▶ [What you need to do]: Could you copy, word for word, only the lines from the one containing "Read this page and output its text content." through the last line of the records below, both included?

Stored entries
-- Begin --

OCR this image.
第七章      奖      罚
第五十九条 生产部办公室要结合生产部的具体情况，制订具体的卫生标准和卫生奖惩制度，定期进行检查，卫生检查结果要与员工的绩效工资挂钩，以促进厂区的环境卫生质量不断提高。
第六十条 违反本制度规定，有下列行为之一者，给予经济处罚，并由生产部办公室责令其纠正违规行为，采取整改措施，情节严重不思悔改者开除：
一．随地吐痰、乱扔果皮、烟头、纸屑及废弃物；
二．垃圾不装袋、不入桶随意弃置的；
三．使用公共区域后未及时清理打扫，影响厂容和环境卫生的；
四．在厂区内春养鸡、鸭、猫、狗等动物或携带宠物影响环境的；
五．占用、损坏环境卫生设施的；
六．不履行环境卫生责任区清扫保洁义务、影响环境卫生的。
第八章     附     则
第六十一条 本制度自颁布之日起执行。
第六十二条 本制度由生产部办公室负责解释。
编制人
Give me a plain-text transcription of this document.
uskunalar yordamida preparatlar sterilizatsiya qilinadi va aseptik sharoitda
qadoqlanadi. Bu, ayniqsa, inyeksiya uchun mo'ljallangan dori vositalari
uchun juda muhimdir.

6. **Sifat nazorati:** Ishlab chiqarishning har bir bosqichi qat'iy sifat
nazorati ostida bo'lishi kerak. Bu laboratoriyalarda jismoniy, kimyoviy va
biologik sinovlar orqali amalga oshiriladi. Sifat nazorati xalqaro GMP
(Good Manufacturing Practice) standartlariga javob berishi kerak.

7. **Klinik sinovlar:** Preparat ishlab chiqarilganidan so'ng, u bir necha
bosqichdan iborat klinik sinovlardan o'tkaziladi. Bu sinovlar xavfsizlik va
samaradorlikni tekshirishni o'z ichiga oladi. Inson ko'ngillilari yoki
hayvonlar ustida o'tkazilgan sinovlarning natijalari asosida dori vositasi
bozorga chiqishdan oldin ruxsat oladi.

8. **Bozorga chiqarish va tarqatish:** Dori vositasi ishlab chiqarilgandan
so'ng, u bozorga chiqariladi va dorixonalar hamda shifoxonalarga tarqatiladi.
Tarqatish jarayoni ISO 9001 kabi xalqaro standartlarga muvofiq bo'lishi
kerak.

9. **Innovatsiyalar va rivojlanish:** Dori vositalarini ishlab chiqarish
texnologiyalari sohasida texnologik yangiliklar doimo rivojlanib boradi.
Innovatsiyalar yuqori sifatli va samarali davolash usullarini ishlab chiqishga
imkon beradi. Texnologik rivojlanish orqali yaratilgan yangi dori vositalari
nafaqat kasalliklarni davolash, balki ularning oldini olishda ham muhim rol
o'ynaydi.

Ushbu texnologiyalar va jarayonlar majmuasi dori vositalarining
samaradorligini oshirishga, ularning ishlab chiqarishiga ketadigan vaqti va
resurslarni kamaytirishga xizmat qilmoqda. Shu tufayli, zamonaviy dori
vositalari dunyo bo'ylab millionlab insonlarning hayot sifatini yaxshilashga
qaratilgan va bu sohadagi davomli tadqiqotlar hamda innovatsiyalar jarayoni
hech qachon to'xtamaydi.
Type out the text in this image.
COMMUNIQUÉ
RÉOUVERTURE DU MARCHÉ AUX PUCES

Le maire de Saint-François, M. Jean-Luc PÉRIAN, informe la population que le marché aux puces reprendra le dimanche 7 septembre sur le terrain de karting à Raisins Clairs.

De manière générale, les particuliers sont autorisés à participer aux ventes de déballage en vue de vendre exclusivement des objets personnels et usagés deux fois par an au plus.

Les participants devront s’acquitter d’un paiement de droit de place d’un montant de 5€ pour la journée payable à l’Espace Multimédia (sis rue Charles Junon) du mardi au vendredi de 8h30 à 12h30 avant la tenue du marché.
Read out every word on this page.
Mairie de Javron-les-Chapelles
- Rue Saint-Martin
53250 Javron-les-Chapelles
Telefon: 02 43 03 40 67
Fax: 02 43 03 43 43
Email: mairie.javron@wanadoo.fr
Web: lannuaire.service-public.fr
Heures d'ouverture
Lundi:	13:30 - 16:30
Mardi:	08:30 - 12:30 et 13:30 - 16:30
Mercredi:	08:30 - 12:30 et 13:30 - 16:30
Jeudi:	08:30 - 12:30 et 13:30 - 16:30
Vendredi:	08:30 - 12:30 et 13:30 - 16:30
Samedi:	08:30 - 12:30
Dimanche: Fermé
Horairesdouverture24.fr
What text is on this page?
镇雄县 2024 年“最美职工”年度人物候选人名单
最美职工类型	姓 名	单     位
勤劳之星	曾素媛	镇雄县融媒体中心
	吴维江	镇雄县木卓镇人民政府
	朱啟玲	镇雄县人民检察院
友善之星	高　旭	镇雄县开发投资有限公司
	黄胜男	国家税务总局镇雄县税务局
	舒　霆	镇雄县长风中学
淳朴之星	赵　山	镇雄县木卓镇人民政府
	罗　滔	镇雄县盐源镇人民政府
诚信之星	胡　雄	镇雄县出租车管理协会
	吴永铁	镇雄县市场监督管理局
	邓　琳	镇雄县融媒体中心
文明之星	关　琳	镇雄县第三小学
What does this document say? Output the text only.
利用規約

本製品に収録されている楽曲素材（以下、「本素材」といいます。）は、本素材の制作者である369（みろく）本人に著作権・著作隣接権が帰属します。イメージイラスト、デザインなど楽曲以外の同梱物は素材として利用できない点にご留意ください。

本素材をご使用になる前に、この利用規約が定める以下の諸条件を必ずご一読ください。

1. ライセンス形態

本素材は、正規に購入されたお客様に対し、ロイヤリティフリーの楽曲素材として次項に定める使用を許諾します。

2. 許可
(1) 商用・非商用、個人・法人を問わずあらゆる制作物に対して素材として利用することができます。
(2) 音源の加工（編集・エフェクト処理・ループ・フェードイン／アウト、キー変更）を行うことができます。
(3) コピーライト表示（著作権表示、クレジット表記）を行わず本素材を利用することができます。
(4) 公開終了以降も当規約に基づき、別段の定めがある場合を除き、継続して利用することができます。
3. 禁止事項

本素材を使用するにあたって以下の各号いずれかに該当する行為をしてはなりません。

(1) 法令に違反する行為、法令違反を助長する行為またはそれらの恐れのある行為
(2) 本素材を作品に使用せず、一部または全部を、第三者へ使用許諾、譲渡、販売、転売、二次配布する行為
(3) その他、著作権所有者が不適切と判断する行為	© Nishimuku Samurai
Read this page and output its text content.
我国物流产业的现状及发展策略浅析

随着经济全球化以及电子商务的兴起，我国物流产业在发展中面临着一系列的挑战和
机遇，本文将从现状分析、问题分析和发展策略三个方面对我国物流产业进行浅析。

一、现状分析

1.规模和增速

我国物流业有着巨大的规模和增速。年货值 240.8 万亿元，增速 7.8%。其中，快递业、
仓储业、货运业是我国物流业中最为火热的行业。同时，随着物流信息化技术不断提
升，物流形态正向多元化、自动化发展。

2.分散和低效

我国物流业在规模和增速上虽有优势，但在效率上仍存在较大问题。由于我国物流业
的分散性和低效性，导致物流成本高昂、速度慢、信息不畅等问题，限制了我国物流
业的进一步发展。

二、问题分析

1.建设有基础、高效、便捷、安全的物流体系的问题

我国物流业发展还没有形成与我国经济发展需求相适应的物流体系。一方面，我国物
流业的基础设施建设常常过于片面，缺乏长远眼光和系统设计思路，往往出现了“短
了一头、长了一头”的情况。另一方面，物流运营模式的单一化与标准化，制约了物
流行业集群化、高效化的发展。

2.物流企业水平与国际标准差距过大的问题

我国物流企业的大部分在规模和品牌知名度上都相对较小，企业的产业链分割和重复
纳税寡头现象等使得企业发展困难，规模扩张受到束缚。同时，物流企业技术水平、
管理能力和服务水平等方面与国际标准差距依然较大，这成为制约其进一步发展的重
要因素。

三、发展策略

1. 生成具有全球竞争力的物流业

-- End --

▶ [Task output]:
Read this page and output its text content.
我国物流产业的现状及发展策略浅析

随着经济全球化以及电子商务的兴起，我国物流产业在发展中面临着一系列的挑战和
机遇，本文将从现状分析、问题分析和发展策略三个方面对我国物流产业进行浅析。

一、现状分析

1.规模和增速

我国物流业有着巨大的规模和增速。年货值 240.8 万亿元，增速 7.8%。其中，快递业、
仓储业、货运业是我国物流业中最为火热的行业。同时，随着物流信息化技术不断提
升，物流形态正向多元化、自动化发展。

2.分散和低效

我国物流业在规模和增速上虽有优势，但在效率上仍存在较大问题。由于我国物流业
的分散性和低效性，导致物流成本高昂、速度慢、信息不畅等问题，限制了我国物流
业的进一步发展。

二、问题分析

1.建设有基础、高效、便捷、安全的物流体系的问题

我国物流业发展还没有形成与我国经济发展需求相适应的物流体系。一方面，我国物
流业的基础设施建设常常过于片面，缺乏长远眼光和系统设计思路，往往出现了“短
了一头、长了一头”的情况。另一方面，物流运营模式的单一化与标准化，制约了物
流行业集群化、高效化的发展。

2.物流企业水平与国际标准差距过大的问题

我国物流企业的大部分在规模和品牌知名度上都相对较小，企业的产业链分割和重复
纳税寡头现象等使得企业发展困难，规模扩张受到束缚。同时，物流企业技术水平、
管理能力和服务水平等方面与国际标准差距依然较大，这成为制约其进一步发展的重
要因素。

三、发展策略

1. 生成具有全球竞争力的物流业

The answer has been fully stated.